# Goal:
Report how many lines contain the word "SOLIDWORKS"; answer with the number only.

# Material provided:
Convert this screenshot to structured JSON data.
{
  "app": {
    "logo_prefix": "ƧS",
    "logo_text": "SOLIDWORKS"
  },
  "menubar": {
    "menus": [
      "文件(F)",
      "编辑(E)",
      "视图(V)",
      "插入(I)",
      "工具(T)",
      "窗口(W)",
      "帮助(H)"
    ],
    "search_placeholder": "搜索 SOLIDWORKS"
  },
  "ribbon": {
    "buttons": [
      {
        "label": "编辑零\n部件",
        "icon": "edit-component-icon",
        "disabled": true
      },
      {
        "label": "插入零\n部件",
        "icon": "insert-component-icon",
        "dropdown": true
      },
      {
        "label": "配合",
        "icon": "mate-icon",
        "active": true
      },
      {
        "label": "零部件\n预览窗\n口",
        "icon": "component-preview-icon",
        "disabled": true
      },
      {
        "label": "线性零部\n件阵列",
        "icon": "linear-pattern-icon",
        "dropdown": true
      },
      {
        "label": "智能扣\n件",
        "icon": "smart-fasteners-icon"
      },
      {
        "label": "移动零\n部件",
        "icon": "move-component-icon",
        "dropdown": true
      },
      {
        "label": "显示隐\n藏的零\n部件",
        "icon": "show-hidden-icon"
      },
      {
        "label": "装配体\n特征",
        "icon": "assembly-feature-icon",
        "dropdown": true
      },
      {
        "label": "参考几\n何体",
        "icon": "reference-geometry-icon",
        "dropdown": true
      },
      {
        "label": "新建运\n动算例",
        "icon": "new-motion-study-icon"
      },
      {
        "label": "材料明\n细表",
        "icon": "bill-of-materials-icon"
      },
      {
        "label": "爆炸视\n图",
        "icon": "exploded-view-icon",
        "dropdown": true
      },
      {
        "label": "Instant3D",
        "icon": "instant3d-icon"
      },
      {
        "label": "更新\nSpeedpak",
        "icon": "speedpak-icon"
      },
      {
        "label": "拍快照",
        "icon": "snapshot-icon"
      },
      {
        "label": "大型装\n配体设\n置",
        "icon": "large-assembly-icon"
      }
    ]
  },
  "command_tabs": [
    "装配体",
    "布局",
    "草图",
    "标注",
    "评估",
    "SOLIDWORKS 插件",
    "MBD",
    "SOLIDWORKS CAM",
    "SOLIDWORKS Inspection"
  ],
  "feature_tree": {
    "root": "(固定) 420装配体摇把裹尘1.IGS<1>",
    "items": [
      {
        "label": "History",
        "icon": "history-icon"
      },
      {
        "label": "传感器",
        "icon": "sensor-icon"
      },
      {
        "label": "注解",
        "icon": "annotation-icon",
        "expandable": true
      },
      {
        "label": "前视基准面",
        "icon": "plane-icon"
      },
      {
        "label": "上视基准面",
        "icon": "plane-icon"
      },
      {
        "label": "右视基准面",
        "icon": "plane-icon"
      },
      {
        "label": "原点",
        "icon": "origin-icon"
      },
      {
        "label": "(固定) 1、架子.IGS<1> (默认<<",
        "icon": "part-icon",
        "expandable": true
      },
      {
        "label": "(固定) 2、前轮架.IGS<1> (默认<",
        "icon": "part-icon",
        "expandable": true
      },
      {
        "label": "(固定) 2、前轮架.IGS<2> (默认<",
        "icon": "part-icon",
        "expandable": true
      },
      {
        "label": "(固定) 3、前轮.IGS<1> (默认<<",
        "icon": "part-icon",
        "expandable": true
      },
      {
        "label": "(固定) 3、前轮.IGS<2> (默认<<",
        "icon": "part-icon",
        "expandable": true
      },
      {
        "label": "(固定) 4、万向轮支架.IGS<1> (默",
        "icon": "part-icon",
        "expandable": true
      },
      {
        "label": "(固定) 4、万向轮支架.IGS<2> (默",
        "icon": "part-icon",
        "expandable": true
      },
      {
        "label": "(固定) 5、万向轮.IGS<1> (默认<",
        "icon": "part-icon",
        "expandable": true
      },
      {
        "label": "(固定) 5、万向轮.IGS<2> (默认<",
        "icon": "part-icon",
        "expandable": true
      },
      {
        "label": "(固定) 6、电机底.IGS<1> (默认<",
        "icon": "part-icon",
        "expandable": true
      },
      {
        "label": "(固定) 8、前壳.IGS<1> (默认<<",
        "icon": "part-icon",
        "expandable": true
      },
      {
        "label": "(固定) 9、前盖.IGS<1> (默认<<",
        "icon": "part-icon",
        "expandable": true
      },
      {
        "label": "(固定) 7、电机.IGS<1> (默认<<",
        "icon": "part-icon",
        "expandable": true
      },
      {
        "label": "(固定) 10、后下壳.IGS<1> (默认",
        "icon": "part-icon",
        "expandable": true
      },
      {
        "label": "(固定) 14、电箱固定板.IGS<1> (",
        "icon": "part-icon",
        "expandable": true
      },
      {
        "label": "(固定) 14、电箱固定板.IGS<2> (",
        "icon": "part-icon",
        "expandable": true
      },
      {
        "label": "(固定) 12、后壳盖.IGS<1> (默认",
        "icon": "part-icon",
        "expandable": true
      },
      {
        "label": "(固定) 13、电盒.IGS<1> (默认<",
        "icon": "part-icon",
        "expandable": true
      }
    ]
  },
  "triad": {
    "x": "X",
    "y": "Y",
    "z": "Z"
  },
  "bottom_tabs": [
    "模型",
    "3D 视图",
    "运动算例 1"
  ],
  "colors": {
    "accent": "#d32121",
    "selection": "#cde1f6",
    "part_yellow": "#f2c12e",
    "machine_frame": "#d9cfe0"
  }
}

# Response to this task:
5